> _Task statement_
Reproduce each of the lines word for word.

(Figure collection entries)
[Begin]

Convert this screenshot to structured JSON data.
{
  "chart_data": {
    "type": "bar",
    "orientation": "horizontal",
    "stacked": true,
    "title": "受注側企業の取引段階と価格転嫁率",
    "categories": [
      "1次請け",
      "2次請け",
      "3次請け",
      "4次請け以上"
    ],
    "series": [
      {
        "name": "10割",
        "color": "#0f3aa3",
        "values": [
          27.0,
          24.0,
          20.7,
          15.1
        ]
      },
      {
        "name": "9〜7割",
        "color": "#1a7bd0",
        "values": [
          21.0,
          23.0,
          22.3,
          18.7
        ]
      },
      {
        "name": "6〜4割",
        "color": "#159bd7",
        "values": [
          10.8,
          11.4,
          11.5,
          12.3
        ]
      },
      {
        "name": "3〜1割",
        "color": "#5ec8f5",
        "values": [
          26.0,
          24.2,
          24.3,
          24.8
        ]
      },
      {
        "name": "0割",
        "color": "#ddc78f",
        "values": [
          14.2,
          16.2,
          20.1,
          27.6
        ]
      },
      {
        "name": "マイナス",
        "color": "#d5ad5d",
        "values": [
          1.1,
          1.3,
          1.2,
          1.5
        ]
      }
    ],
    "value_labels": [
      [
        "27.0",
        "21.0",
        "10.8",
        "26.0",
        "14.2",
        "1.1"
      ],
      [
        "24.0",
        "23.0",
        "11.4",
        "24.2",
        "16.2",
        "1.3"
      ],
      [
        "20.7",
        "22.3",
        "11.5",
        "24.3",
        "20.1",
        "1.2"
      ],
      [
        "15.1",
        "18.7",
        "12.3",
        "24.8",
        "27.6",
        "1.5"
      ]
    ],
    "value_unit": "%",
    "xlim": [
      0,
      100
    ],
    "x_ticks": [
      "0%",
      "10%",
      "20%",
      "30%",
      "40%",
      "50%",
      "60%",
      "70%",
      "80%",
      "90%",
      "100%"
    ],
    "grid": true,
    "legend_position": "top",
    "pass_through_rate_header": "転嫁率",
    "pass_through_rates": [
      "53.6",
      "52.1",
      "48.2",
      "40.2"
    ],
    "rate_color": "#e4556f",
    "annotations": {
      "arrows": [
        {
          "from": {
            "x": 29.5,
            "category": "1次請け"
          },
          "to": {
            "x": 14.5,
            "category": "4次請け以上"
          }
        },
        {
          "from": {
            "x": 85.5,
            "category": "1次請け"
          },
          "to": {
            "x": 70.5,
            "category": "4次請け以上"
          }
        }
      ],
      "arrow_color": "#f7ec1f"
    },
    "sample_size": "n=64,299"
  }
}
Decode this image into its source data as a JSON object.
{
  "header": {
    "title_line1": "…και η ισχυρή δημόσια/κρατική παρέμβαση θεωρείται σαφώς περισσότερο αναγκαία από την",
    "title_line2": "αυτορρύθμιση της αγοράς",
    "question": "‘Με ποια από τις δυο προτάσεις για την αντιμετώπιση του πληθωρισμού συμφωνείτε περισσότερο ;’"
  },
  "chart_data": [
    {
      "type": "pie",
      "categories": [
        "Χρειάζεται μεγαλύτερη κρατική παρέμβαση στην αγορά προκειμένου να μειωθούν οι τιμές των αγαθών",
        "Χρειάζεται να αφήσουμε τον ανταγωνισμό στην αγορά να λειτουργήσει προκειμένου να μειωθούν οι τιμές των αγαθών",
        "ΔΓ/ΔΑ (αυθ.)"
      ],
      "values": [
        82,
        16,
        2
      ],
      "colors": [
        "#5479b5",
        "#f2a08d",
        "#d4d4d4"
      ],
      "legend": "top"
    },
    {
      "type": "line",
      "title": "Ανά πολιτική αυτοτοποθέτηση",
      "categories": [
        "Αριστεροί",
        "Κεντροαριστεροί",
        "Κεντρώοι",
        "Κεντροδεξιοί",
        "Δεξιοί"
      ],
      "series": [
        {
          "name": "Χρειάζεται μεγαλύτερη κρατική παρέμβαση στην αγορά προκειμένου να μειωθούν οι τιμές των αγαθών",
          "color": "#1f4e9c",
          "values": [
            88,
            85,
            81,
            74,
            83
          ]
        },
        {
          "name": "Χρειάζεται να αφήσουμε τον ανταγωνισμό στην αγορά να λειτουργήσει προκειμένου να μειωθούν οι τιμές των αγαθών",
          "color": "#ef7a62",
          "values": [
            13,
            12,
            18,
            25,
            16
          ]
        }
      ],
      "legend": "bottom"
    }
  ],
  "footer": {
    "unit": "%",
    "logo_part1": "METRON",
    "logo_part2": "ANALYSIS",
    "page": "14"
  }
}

[End]

> _Correct response_
Convert this screenshot to structured JSON data.
{
  "chart_data": {
    "type": "bar",
    "orientation": "horizontal",
    "stacked": true,
    "title": "受注側企業の取引段階と価格転嫁率",
    "categories": [
      "1次請け",
      "2次請け",
      "3次請け",
      "4次請け以上"
    ],
    "series": [
      {
        "name": "10割",
        "color": "#0f3aa3",
        "values": [
          27.0,
          24.0,
          20.7,
          15.1
        ]
      },
      {
        "name": "9〜7割",
        "color": "#1a7bd0",
        "values": [
          21.0,
          23.0,
          22.3,
          18.7
        ]
      },
      {
        "name": "6〜4割",
        "color": "#159bd7",
        "values": [
          10.8,
          11.4,
          11.5,
          12.3
        ]
      },
      {
        "name": "3〜1割",
        "color": "#5ec8f5",
        "values": [
          26.0,
          24.2,
          24.3,
          24.8
        ]
      },
      {
        "name": "0割",
        "color": "#ddc78f",
        "values": [
          14.2,
          16.2,
          20.1,
          27.6
        ]
      },
      {
        "name": "マイナス",
        "color": "#d5ad5d",
        "values": [
          1.1,
          1.3,
          1.2,
          1.5
        ]
      }
    ],
    "value_labels": [
      [
        "27.0",
        "21.0",
        "10.8",
        "26.0",
        "14.2",
        "1.1"
      ],
      [
        "24.0",
        "23.0",
        "11.4",
        "24.2",
        "16.2",
        "1.3"
      ],
      [
        "20.7",
        "22.3",
        "11.5",
        "24.3",
        "20.1",
        "1.2"
      ],
      [
        "15.1",
        "18.7",
        "12.3",
        "24.8",
        "27.6",
        "1.5"
      ]
    ],
    "value_unit": "%",
    "xlim": [
      0,
      100
    ],
    "x_ticks": [
      "0%",
      "10%",
      "20%",
      "30%",
      "40%",
      "50%",
      "60%",
      "70%",
      "80%",
      "90%",
      "100%"
    ],
    "grid": true,
    "legend_position": "top",
    "pass_through_rate_header": "転嫁率",
    "pass_through_rates": [
      "53.6",
      "52.1",
      "48.2",
      "40.2"
    ],
    "rate_color": "#e4556f",
    "annotations": {
      "arrows": [
        {
          "from": {
            "x": 29.5,
            "category": "1次請け"
          },
          "to": {
            "x": 14.5,
            "category": "4次請け以上"
          }
        },
        {
          "from": {
            "x": 85.5,
            "category": "1次請け"
          },
          "to": {
            "x": 70.5,
            "category": "4次請け以上"
          }
        }
      ],
      "arrow_color": "#f7ec1f"
    },
    "sample_size": "n=64,299"
  }
}
Decode this image into its source data as a JSON object.
{
  "header": {
    "title_line1": "…και η ισχυρή δημόσια/κρατική παρέμβαση θεωρείται σαφώς περισσότερο αναγκαία από την",
    "title_line2": "αυτορρύθμιση της αγοράς",
    "question": "‘Με ποια από τις δυο προτάσεις για την αντιμετώπιση του πληθωρισμού συμφωνείτε περισσότερο ;’"
  },
  "chart_data": [
    {
      "type": "pie",
      "categories": [
        "Χρειάζεται μεγαλύτερη κρατική παρέμβαση στην αγορά προκειμένου να μειωθούν οι τιμές των αγαθών",
        "Χρειάζεται να αφήσουμε τον ανταγωνισμό στην αγορά να λειτουργήσει προκειμένου να μειωθούν οι τιμές των αγαθών",
        "ΔΓ/ΔΑ (αυθ.)"
      ],
      "values": [
        82,
        16,
        2
      ],
      "colors": [
        "#5479b5",
        "#f2a08d",
        "#d4d4d4"
      ],
      "legend": "top"
    },
    {
      "type": "line",
      "title": "Ανά πολιτική αυτοτοποθέτηση",
      "categories": [
        "Αριστεροί",
        "Κεντροαριστεροί",
        "Κεντρώοι",
        "Κεντροδεξιοί",
        "Δεξιοί"
      ],
      "series": [
        {
          "name": "Χρειάζεται μεγαλύτερη κρατική παρέμβαση στην αγορά προκειμένου να μειωθούν οι τιμές των αγαθών",
          "color": "#1f4e9c",
          "values": [
            88,
            85,
            81,
            74,
            83
          ]
        },
        {
          "name": "Χρειάζεται να αφήσουμε τον ανταγωνισμό στην αγορά να λειτουργήσει προκειμένου να μειωθούν οι τιμές των αγαθών",
          "color": "#ef7a62",
          "values": [
            13,
            12,
            18,
            25,
            16
          ]
        }
      ],
      "legend": "bottom"
    }
  ],
  "footer": {
    "unit": "%",
    "logo_part1": "METRON",
    "logo_part2": "ANALYSIS",
    "page": "14"
  }
}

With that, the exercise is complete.